→ **EXERCISE TASK**:
From the entries below, copy every line where the string "temperature" appears.

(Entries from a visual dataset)
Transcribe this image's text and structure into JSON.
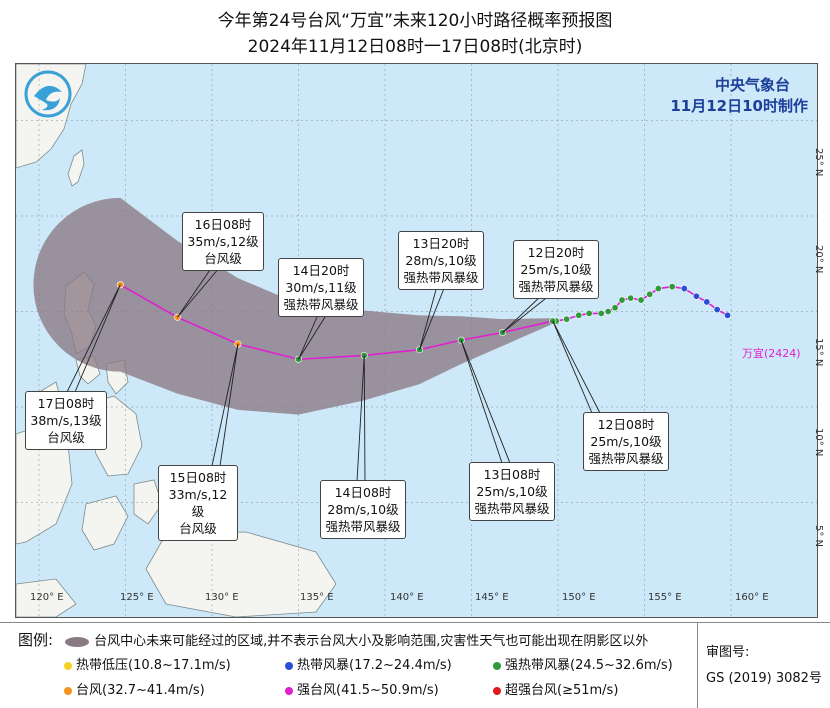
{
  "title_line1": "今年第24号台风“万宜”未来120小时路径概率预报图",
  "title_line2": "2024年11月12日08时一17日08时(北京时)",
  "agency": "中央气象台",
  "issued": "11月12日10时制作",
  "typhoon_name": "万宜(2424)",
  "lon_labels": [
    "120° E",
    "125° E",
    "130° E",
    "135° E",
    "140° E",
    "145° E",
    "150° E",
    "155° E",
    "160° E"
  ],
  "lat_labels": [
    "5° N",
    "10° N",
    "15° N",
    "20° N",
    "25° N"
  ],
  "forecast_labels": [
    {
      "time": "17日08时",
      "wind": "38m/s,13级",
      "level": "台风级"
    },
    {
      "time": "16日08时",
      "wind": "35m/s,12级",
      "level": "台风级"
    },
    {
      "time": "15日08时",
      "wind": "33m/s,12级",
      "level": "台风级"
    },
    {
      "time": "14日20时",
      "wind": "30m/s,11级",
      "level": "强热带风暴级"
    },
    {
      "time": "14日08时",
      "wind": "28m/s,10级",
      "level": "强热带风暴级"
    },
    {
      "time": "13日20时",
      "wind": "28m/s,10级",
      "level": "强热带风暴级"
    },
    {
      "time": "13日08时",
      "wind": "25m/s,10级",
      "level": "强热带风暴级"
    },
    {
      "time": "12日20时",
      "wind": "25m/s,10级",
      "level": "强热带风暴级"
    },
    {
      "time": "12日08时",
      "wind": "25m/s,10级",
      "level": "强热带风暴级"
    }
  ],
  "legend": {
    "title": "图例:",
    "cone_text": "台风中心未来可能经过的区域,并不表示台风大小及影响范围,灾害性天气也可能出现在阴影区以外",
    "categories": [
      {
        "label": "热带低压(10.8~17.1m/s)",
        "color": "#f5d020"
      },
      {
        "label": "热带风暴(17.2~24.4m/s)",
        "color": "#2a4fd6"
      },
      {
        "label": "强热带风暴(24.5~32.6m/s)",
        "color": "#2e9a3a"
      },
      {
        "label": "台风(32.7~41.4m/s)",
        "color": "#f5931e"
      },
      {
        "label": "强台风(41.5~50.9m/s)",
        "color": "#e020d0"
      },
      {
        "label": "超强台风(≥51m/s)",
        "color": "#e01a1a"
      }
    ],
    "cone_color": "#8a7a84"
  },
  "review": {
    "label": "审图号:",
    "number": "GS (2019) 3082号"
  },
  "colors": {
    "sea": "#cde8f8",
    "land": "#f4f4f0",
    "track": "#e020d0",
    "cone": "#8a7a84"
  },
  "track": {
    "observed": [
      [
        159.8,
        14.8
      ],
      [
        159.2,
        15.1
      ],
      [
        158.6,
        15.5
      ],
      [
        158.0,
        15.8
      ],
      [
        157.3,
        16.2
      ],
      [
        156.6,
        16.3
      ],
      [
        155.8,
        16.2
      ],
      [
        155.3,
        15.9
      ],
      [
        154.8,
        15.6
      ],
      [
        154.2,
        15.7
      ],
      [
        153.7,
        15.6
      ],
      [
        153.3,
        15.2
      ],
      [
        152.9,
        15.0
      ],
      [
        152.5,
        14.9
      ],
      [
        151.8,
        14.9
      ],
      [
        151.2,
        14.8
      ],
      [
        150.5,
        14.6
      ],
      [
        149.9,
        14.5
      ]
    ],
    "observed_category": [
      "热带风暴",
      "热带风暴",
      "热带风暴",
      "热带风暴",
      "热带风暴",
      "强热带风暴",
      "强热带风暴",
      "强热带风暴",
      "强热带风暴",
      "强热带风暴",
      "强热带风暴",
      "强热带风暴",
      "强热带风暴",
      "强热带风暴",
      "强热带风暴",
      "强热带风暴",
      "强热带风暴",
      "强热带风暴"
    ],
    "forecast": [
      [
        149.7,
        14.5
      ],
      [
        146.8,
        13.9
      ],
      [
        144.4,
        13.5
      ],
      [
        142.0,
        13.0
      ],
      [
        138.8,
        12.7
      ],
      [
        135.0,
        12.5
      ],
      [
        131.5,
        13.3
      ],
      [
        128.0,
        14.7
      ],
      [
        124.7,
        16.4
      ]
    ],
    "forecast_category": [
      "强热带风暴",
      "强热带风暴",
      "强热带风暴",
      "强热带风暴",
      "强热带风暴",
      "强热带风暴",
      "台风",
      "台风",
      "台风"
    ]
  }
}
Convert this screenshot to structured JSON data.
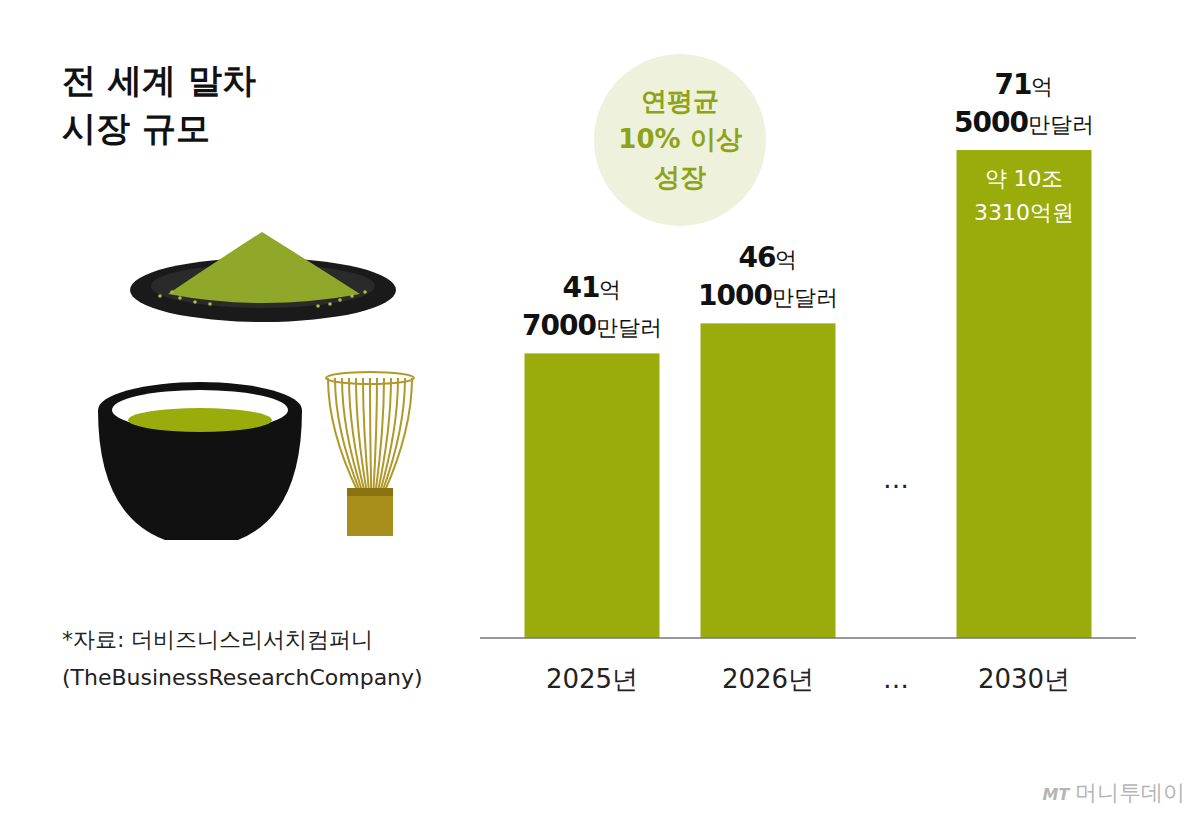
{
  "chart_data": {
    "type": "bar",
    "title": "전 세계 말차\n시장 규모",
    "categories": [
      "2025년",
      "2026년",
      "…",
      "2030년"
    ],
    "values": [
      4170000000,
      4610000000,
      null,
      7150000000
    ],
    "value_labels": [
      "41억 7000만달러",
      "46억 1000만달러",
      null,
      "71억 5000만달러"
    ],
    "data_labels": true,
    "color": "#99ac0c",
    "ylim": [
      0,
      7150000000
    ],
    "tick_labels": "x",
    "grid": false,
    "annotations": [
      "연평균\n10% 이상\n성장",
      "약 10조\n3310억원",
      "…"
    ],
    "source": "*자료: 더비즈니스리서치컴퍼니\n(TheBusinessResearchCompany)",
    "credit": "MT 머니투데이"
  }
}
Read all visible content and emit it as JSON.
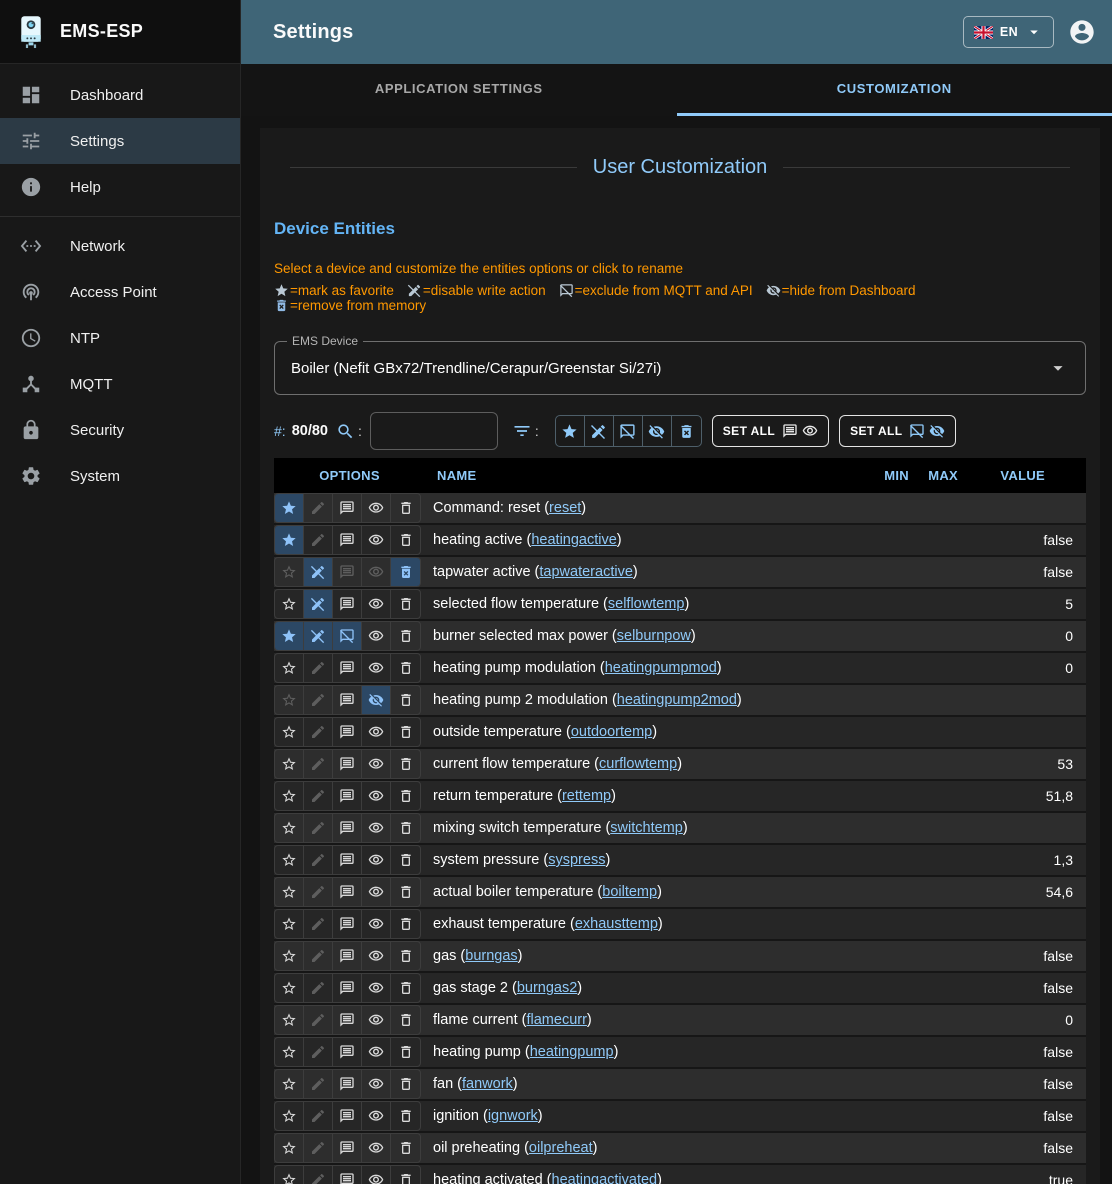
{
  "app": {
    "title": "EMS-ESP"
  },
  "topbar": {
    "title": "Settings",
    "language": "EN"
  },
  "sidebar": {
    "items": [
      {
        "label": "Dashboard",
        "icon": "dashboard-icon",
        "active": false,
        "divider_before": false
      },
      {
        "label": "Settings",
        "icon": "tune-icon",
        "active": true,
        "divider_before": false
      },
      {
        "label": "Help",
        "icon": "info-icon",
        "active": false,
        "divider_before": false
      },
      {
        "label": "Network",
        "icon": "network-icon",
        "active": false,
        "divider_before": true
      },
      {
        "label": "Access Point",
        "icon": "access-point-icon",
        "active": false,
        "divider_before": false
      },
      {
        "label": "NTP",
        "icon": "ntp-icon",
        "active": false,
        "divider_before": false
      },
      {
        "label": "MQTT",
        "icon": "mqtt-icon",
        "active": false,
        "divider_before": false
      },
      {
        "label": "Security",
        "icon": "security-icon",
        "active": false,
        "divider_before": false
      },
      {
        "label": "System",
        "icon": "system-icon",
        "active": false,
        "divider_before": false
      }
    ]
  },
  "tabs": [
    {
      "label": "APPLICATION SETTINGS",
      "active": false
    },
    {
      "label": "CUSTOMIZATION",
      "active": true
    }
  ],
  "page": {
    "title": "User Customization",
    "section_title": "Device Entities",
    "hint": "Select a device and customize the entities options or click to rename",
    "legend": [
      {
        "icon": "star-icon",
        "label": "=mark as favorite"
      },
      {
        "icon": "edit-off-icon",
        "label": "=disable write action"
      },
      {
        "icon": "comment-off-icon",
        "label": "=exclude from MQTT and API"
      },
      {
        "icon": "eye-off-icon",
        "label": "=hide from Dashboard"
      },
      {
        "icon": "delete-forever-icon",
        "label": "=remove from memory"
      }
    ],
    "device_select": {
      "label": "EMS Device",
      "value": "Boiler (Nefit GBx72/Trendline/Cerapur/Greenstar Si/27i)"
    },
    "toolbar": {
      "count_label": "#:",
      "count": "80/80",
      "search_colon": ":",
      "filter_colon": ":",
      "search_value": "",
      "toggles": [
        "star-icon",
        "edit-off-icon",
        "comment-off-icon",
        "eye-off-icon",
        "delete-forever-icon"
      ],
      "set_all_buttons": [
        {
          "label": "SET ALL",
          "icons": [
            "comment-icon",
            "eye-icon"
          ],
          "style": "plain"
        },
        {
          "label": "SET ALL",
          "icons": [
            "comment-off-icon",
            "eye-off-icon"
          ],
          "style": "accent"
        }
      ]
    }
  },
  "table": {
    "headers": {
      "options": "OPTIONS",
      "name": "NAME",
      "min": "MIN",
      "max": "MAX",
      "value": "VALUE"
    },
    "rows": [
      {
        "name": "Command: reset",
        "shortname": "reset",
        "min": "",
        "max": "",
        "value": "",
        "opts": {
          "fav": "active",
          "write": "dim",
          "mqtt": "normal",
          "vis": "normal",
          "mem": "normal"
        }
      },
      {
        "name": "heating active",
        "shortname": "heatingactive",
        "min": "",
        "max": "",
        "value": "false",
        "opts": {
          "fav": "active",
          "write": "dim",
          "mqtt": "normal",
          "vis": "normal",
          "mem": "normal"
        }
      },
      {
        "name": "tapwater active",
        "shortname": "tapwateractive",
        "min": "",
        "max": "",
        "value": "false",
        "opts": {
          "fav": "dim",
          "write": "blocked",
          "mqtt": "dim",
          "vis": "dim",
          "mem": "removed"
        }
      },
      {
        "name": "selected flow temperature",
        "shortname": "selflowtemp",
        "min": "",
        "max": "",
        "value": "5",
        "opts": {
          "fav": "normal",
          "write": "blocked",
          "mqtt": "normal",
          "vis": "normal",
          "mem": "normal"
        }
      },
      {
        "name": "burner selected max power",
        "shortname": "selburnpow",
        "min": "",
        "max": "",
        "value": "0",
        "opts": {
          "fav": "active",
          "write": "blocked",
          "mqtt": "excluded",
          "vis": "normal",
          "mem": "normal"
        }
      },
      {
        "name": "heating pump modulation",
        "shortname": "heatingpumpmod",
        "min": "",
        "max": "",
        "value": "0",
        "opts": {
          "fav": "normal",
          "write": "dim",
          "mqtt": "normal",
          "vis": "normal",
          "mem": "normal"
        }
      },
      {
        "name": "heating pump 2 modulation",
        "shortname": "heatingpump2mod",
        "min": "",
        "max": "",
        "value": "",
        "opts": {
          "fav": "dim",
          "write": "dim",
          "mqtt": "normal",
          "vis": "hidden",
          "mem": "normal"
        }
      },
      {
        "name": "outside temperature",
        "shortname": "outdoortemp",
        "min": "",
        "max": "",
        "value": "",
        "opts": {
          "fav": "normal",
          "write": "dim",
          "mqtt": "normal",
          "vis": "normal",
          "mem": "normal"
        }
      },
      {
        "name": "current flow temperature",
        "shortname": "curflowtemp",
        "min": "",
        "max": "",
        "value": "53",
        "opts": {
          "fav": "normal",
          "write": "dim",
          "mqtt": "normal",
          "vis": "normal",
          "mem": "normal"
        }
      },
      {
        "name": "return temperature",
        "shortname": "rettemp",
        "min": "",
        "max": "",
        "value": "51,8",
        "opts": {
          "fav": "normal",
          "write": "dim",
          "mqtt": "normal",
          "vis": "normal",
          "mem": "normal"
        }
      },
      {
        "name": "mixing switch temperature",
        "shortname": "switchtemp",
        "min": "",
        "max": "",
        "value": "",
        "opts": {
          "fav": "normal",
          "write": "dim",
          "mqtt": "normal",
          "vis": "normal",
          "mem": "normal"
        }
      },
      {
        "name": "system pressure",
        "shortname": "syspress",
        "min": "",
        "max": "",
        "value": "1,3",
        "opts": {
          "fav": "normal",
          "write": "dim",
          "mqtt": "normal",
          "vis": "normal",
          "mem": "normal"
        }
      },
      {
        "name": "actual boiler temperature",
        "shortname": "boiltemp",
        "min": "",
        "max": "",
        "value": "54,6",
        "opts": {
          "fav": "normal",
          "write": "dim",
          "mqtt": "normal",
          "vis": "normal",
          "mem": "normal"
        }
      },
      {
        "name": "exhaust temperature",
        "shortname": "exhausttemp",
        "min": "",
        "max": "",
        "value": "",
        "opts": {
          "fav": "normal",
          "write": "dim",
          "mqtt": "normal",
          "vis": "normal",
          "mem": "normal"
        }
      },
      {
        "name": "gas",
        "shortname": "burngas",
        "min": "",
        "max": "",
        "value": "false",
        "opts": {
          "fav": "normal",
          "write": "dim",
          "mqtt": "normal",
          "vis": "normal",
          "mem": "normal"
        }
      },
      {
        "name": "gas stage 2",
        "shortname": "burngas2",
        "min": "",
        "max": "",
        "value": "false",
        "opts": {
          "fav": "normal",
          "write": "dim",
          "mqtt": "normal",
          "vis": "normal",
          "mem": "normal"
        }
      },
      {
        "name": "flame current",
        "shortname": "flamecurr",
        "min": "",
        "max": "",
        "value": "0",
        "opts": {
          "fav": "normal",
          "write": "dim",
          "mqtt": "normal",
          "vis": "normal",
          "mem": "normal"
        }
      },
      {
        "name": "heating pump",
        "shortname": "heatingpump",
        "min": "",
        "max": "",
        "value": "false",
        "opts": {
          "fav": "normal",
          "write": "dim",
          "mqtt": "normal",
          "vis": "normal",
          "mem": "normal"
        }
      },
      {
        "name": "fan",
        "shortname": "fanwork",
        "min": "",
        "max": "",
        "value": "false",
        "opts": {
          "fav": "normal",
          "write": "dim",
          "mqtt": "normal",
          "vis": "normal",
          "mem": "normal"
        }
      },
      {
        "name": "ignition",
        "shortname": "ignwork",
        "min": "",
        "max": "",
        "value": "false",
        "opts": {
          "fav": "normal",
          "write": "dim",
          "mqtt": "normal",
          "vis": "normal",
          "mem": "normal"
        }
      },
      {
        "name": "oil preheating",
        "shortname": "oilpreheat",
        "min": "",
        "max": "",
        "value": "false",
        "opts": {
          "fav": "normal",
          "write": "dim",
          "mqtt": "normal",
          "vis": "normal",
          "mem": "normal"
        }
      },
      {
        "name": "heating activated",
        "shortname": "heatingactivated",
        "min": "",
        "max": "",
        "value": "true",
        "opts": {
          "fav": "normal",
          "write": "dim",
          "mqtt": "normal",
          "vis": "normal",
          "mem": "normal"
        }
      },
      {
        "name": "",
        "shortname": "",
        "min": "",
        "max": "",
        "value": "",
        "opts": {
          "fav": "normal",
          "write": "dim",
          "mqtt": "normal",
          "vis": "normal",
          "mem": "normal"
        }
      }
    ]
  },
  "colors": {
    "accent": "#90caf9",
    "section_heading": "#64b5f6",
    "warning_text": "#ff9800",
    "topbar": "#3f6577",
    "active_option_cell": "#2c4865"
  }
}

→ **FINISHED ANSWER**:
        "name": "selected flow temperature",
        "name": "outside temperature",
        "name": "current flow temperature",
        "name": "return temperature",
        "name": "mixing switch temperature",
        "name": "actual boiler temperature",
        "name": "exhaust temperature",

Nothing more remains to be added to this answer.